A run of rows

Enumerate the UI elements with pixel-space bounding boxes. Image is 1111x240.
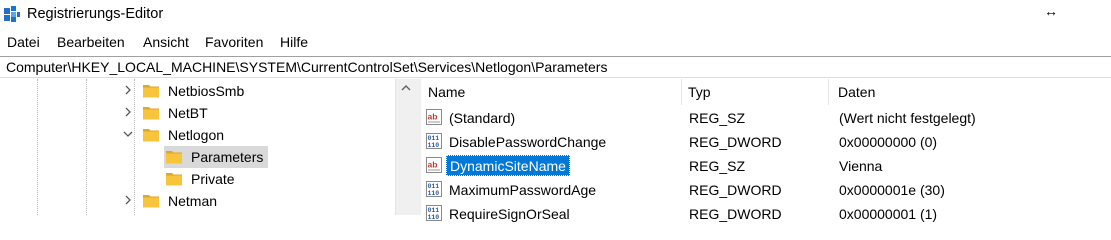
column-header-name[interactable]: Name xyxy=(428,84,465,100)
svg-text:011: 011 xyxy=(428,183,440,190)
tree-item-label: NetBT xyxy=(168,105,208,121)
chevron-right-icon[interactable] xyxy=(121,104,135,120)
value-data: 0x00000001 (1) xyxy=(839,206,938,222)
title-bar[interactable]: Registrierungs-Editor ↔ xyxy=(0,0,1111,30)
key-tree[interactable]: NetbiosSmb NetBT Netlogon Parameters Pri… xyxy=(0,79,415,215)
folder-icon xyxy=(143,107,159,120)
menu-bar: Datei Bearbeiten Ansicht Favoriten Hilfe xyxy=(0,31,1111,53)
column-header-data[interactable]: Daten xyxy=(838,84,875,100)
string-value-icon: ab xyxy=(426,157,442,173)
tree-item-netlogon[interactable]: Netlogon xyxy=(0,124,395,146)
value-type: REG_SZ xyxy=(689,110,746,126)
chevron-down-icon[interactable] xyxy=(121,126,135,142)
tree-item-parameters[interactable]: Parameters xyxy=(0,146,395,168)
scroll-up-icon[interactable] xyxy=(400,83,412,93)
tree-item-label: Private xyxy=(191,171,235,187)
tree-item-netman[interactable]: Netman xyxy=(0,190,395,212)
string-value-icon: ab xyxy=(426,109,442,125)
window-title: Registrierungs-Editor xyxy=(27,6,164,22)
value-name: DynamicSiteName xyxy=(446,155,570,176)
chevron-right-icon[interactable] xyxy=(121,192,135,208)
tree-item-netbt[interactable]: NetBT xyxy=(0,102,395,124)
value-row[interactable]: ab (Standard) REG_SZ (Wert nicht festgel… xyxy=(421,106,1111,130)
column-divider[interactable] xyxy=(681,79,682,105)
value-list[interactable]: Name Typ Daten ab (Standard) REG_SZ (Wer… xyxy=(421,79,1111,222)
value-row-selected[interactable]: ab DynamicSiteName REG_SZ Vienna xyxy=(421,154,1111,178)
tree-item-label: Parameters xyxy=(191,149,264,165)
binary-value-icon: 011 110 xyxy=(426,133,442,149)
value-data: (Wert nicht festgelegt) xyxy=(839,110,976,126)
menu-edit[interactable]: Bearbeiten xyxy=(57,34,125,50)
value-row[interactable]: 011 110 RequireSignOrSeal REG_DWORD 0x00… xyxy=(421,202,1111,226)
svg-text:ab: ab xyxy=(428,112,438,122)
value-data: Vienna xyxy=(839,158,883,174)
menu-help[interactable]: Hilfe xyxy=(280,34,308,50)
folder-icon xyxy=(143,129,159,142)
tree-item-netbiossmb[interactable]: NetbiosSmb xyxy=(0,80,395,102)
menu-file[interactable]: Datei xyxy=(7,34,40,50)
menu-favorites[interactable]: Favoriten xyxy=(205,34,263,50)
column-header-type[interactable]: Typ xyxy=(688,84,711,100)
value-type: REG_DWORD xyxy=(689,134,782,150)
svg-text:110: 110 xyxy=(428,214,440,221)
binary-value-icon: 011 110 xyxy=(426,181,442,197)
svg-text:ab: ab xyxy=(428,160,438,170)
value-row[interactable]: 011 110 DisablePasswordChange REG_DWORD … xyxy=(421,130,1111,154)
value-name: DisablePasswordChange xyxy=(449,134,607,150)
folder-icon xyxy=(143,195,159,208)
folder-icon xyxy=(166,173,182,186)
regedit-icon xyxy=(4,6,20,22)
tree-item-label: NetbiosSmb xyxy=(168,83,245,99)
svg-text:011: 011 xyxy=(428,135,440,142)
svg-text:110: 110 xyxy=(428,142,440,149)
list-header: Name Typ Daten xyxy=(421,79,1111,105)
binary-value-icon: 011 110 xyxy=(426,205,442,221)
value-data: 0x00000000 (0) xyxy=(839,134,938,150)
folder-icon xyxy=(143,85,159,98)
folder-icon xyxy=(166,151,182,164)
tree-item-private[interactable]: Private xyxy=(0,168,395,190)
tree-item-label: Netlogon xyxy=(168,127,225,143)
svg-text:011: 011 xyxy=(428,207,440,214)
address-path[interactable]: Computer\HKEY_LOCAL_MACHINE\SYSTEM\Curre… xyxy=(6,59,607,75)
value-data: 0x0000001e (30) xyxy=(839,182,945,198)
resize-cursor-icon: ↔ xyxy=(1044,3,1058,19)
value-name: (Standard) xyxy=(449,110,516,126)
address-bar[interactable]: Computer\HKEY_LOCAL_MACHINE\SYSTEM\Curre… xyxy=(0,56,1111,78)
tree-scrollbar[interactable] xyxy=(395,79,415,215)
menu-view[interactable]: Ansicht xyxy=(143,34,189,50)
value-name: RequireSignOrSeal xyxy=(449,206,570,222)
tree-item-label: Netman xyxy=(168,193,218,209)
column-divider[interactable] xyxy=(828,79,829,105)
chevron-right-icon[interactable] xyxy=(121,82,135,98)
value-type: REG_DWORD xyxy=(689,182,782,198)
value-name: MaximumPasswordAge xyxy=(449,182,597,198)
svg-text:110: 110 xyxy=(428,190,440,197)
value-type: REG_SZ xyxy=(689,158,746,174)
value-row[interactable]: 011 110 MaximumPasswordAge REG_DWORD 0x0… xyxy=(421,178,1111,202)
value-type: REG_DWORD xyxy=(689,206,782,222)
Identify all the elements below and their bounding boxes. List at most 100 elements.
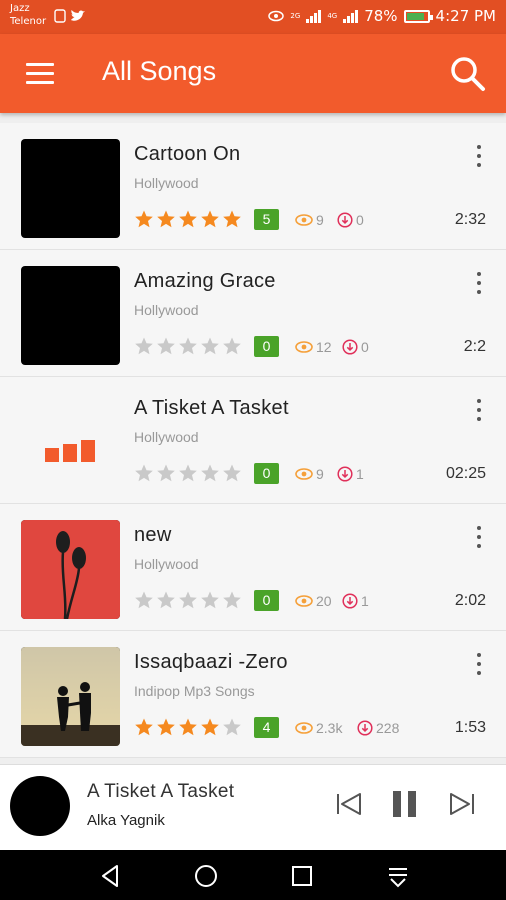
song-title: new	[134, 524, 172, 546]
more-options-icon[interactable]	[476, 145, 482, 167]
star-icon[interactable]	[200, 463, 220, 483]
eye-icon	[295, 595, 313, 607]
song-category: Indipop Mp3 Songs	[134, 683, 255, 699]
signal-type-2: 4G	[327, 12, 338, 20]
star-icon[interactable]	[156, 209, 176, 229]
star-icon[interactable]	[156, 590, 176, 610]
search-icon[interactable]	[450, 56, 486, 92]
views-count: 20	[295, 593, 332, 609]
song-category: Hollywood	[134, 556, 199, 572]
signal-type-1: 2G	[290, 12, 301, 20]
carrier-1: Jazz	[10, 3, 30, 14]
download-icon	[342, 339, 358, 355]
page-title: All Songs	[102, 56, 217, 86]
now-playing-bar[interactable]: A Tisket A Tasket Alka Yagnik	[0, 764, 506, 850]
song-title: Cartoon On	[134, 143, 241, 165]
star-icon[interactable]	[200, 209, 220, 229]
more-options-icon[interactable]	[476, 399, 482, 421]
more-options-icon[interactable]	[476, 653, 482, 675]
star-icon[interactable]	[200, 717, 220, 737]
star-icon[interactable]	[222, 463, 242, 483]
song-duration: 02:25	[445, 465, 486, 482]
star-icon[interactable]	[156, 463, 176, 483]
rating-badge: 0	[254, 463, 279, 484]
menu-icon[interactable]	[26, 63, 54, 85]
star-rating[interactable]	[134, 717, 242, 737]
downloads-value: 228	[376, 720, 400, 736]
eye-icon	[295, 341, 313, 353]
downloads-value: 1	[361, 593, 369, 609]
notifications-icon[interactable]	[385, 863, 411, 889]
carrier-2: Telenor	[10, 16, 47, 27]
star-icon[interactable]	[222, 590, 242, 610]
eye-icon	[295, 214, 313, 226]
star-icon[interactable]	[178, 336, 198, 356]
star-icon[interactable]	[134, 336, 154, 356]
twitter-icon	[71, 10, 85, 21]
downloads-count: 1	[342, 593, 369, 609]
star-icon[interactable]	[134, 590, 154, 610]
song-thumbnail[interactable]	[21, 139, 120, 238]
downloads-value: 1	[356, 466, 364, 482]
player-artist: Alka Yagnik	[87, 812, 165, 829]
song-row[interactable]: A Tisket A Tasket Hollywood 0 9 1 02:25	[0, 377, 506, 504]
star-rating[interactable]	[134, 590, 242, 610]
more-options-icon[interactable]	[476, 272, 482, 294]
song-duration: 2:02	[454, 592, 486, 609]
star-icon[interactable]	[222, 336, 242, 356]
star-rating[interactable]	[134, 209, 242, 229]
song-title: Issaqbaazi -Zero	[134, 651, 288, 673]
star-icon[interactable]	[156, 717, 176, 737]
signal-strength-2-icon	[343, 9, 359, 23]
back-icon[interactable]	[97, 863, 123, 889]
star-icon[interactable]	[200, 590, 220, 610]
eye-icon	[295, 722, 313, 734]
star-icon[interactable]	[134, 209, 154, 229]
views-value: 12	[316, 339, 332, 355]
star-icon[interactable]	[178, 463, 198, 483]
rating-badge: 5	[254, 209, 279, 230]
more-options-icon[interactable]	[476, 526, 482, 548]
song-thumbnail[interactable]	[21, 266, 120, 365]
star-icon[interactable]	[178, 590, 198, 610]
song-thumbnail[interactable]	[21, 393, 120, 492]
views-count: 9	[295, 466, 324, 482]
home-icon[interactable]	[193, 863, 219, 889]
previous-icon[interactable]	[334, 789, 364, 819]
downloads-count: 0	[342, 339, 369, 355]
song-row[interactable]: new Hollywood 0 20 1 2:02	[0, 504, 506, 631]
downloads-value: 0	[356, 212, 364, 228]
star-rating[interactable]	[134, 463, 242, 483]
pause-icon[interactable]	[390, 789, 420, 819]
star-icon[interactable]	[178, 209, 198, 229]
song-row[interactable]: Amazing Grace Hollywood 0 12 0 2:2	[0, 250, 506, 377]
status-right: 2G 4G 78% 4:27 PM	[268, 7, 496, 25]
song-row[interactable]: Cartoon On Hollywood 5 9 0 2:32	[0, 123, 506, 250]
eye-comfort-icon	[268, 10, 285, 22]
star-icon[interactable]	[222, 717, 242, 737]
star-icon[interactable]	[156, 336, 176, 356]
song-category: Hollywood	[134, 302, 199, 318]
downloads-count: 1	[337, 466, 364, 482]
rating-badge: 0	[254, 590, 279, 611]
star-rating[interactable]	[134, 336, 242, 356]
song-category: Hollywood	[134, 429, 199, 445]
download-icon	[342, 593, 358, 609]
star-icon[interactable]	[222, 209, 242, 229]
views-value: 9	[316, 212, 324, 228]
next-icon[interactable]	[447, 789, 477, 819]
star-icon[interactable]	[178, 717, 198, 737]
star-icon[interactable]	[134, 717, 154, 737]
notification-icons	[54, 9, 86, 23]
status-bar: Jazz Telenor 2G 4G 78% 4:27 PM	[0, 0, 506, 34]
song-row[interactable]: Issaqbaazi -Zero Indipop Mp3 Songs 4 2.3k 22…	[0, 631, 506, 758]
views-count: 2.3k	[295, 720, 342, 736]
song-thumbnail[interactable]	[21, 520, 120, 619]
battery-percent: 78%	[364, 7, 398, 25]
player-album-art[interactable]	[10, 776, 70, 836]
song-thumbnail[interactable]	[21, 647, 120, 746]
star-icon[interactable]	[200, 336, 220, 356]
star-icon[interactable]	[134, 463, 154, 483]
recents-icon[interactable]	[289, 863, 315, 889]
carrier-names: Jazz Telenor	[10, 2, 46, 28]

**What you are asked to do:** Rewrite the stretch of rows from the line that contains "column-header-name[interactable]: Name xyxy=(428,84,465,100)" through the line that contains "string-value-icon: ab xyxy=(426,109,442,125)", replacing "folder-icon" with "directory-icon" and leaving everything else unchanged.

**The answer:**
column-header-name[interactable]: Name xyxy=(428,84,465,100)
svg-text:011: 011 xyxy=(428,183,440,190)
tree-item-label: NetBT xyxy=(168,105,208,121)
chevron-right-icon[interactable] xyxy=(121,104,135,120)
value-data: 0x00000001 (1) xyxy=(839,206,938,222)
title-bar[interactable]: Registrierungs-Editor ↔ xyxy=(0,0,1111,30)
key-tree[interactable]: NetbiosSmb NetBT Netlogon Parameters Pri… xyxy=(0,79,415,215)
directory-icon xyxy=(143,107,159,120)
menu-bar: Datei Bearbeiten Ansicht Favoriten Hilfe xyxy=(0,31,1111,53)
column-header-data[interactable]: Daten xyxy=(838,84,875,100)
string-value-icon: ab xyxy=(426,157,442,173)
tree-item-netlogon[interactable]: Netlogon xyxy=(0,124,395,146)
value-type: REG_SZ xyxy=(689,110,746,126)
chevron-down-icon[interactable] xyxy=(121,126,135,142)
tree-item-parameters[interactable]: Parameters xyxy=(0,146,395,168)
scroll-up-icon[interactable] xyxy=(400,83,412,93)
tree-item-label: Private xyxy=(191,171,235,187)
tree-item-netman[interactable]: Netman xyxy=(0,190,395,212)
string-value-icon: ab xyxy=(426,109,442,125)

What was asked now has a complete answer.